** WORK REQUIRED **
Copy each line below in which the string "xlabel" occurs.

* Start THE INPUT *

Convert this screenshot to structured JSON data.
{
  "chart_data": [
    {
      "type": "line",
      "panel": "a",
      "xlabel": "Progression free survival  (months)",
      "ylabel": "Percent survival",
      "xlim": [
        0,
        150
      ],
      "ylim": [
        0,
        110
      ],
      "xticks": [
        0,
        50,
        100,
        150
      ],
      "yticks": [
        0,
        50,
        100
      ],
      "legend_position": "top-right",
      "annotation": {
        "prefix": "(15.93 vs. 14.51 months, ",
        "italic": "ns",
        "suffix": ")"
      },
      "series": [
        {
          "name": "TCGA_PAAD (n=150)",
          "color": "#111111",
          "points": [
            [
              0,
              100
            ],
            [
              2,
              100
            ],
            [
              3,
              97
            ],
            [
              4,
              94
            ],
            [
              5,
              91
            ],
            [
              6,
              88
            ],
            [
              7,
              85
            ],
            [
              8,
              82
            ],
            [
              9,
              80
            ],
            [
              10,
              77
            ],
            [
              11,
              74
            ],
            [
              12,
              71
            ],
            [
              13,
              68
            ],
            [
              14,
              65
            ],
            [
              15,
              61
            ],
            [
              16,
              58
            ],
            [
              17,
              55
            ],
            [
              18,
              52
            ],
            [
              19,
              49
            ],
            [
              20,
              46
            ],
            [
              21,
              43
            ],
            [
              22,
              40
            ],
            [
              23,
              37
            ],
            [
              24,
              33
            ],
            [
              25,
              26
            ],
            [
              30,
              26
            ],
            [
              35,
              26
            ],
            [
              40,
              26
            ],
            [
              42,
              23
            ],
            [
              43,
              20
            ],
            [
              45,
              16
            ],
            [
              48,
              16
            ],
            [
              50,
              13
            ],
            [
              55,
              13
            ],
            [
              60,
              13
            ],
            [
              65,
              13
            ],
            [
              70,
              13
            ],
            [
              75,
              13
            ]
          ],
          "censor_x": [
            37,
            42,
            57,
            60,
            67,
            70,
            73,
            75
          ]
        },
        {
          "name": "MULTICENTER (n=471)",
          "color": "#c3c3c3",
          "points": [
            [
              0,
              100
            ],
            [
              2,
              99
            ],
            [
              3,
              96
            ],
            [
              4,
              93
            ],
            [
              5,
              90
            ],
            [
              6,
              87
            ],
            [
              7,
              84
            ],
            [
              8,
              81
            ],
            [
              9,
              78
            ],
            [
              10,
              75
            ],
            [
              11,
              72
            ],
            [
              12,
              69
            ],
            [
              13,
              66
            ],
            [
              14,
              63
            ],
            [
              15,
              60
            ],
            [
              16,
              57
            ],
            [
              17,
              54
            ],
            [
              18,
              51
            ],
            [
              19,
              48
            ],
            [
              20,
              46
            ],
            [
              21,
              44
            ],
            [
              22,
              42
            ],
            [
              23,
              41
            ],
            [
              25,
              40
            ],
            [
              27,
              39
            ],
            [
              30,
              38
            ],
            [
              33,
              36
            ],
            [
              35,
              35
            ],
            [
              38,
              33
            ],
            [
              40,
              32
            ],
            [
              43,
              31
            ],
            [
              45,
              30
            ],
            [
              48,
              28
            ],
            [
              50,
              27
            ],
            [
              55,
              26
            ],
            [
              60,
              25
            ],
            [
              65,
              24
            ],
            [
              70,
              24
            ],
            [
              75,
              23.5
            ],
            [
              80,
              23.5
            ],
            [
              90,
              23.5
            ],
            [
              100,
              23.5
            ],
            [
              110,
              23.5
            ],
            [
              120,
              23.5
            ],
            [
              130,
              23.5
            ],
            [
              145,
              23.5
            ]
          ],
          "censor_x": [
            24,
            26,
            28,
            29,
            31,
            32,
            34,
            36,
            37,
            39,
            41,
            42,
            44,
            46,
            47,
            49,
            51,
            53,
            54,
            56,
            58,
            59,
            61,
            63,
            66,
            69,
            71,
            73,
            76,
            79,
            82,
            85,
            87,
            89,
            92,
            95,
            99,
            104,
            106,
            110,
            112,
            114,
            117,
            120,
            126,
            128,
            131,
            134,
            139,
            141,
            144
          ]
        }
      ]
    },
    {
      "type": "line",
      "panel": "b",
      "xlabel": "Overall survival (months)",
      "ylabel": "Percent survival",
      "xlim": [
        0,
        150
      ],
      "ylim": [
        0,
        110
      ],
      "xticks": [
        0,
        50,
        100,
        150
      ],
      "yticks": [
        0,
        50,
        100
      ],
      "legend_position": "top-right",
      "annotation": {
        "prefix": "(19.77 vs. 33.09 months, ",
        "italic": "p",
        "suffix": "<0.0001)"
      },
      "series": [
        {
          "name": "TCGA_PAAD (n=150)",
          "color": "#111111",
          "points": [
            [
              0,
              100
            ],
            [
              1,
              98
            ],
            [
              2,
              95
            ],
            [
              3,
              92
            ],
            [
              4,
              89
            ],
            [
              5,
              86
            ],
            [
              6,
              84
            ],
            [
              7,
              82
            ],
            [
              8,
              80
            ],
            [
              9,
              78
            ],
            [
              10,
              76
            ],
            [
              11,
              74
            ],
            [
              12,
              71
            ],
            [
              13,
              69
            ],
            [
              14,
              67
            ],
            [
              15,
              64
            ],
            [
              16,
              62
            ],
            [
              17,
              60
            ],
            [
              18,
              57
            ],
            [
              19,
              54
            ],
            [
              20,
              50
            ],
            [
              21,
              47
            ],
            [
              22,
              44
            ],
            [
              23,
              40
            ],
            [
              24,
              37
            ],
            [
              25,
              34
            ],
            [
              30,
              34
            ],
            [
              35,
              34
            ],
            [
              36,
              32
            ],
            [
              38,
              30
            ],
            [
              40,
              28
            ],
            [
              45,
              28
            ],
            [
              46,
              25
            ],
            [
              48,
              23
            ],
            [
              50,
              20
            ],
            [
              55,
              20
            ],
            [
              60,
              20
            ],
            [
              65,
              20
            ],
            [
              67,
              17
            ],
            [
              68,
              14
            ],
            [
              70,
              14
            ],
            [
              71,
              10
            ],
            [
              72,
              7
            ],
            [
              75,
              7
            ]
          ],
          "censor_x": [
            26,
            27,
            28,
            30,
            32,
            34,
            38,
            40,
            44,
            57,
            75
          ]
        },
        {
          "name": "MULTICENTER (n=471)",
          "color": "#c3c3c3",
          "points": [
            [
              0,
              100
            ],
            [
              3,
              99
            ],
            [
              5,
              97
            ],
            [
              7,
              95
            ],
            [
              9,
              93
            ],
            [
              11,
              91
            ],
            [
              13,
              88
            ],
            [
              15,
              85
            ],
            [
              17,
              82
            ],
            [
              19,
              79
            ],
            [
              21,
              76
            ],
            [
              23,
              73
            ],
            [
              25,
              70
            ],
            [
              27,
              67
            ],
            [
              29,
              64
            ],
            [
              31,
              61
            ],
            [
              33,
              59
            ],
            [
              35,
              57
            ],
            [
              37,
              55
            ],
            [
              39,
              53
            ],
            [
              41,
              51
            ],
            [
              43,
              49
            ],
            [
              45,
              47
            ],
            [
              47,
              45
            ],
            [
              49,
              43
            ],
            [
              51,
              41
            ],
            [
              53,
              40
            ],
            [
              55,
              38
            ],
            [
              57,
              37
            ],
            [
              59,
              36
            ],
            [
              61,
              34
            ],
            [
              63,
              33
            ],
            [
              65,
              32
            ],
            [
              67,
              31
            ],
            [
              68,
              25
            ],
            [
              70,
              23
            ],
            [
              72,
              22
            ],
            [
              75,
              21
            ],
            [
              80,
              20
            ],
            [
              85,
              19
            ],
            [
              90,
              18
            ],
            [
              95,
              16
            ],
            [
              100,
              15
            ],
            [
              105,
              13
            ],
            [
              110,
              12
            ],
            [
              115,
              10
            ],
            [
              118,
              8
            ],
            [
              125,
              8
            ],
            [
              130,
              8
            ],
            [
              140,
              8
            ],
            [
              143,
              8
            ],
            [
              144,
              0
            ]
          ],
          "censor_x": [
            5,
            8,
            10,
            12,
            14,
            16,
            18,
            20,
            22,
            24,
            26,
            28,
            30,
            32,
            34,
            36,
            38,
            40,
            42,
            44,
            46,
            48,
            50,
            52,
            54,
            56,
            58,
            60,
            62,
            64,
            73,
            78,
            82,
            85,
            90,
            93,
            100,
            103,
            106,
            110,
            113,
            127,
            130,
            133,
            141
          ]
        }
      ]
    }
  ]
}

* End THE INPUT *

** WRITTEN ANSWER **
      "xlabel": "Progression free survival  (months)",
      "xlabel": "Overall survival (months)",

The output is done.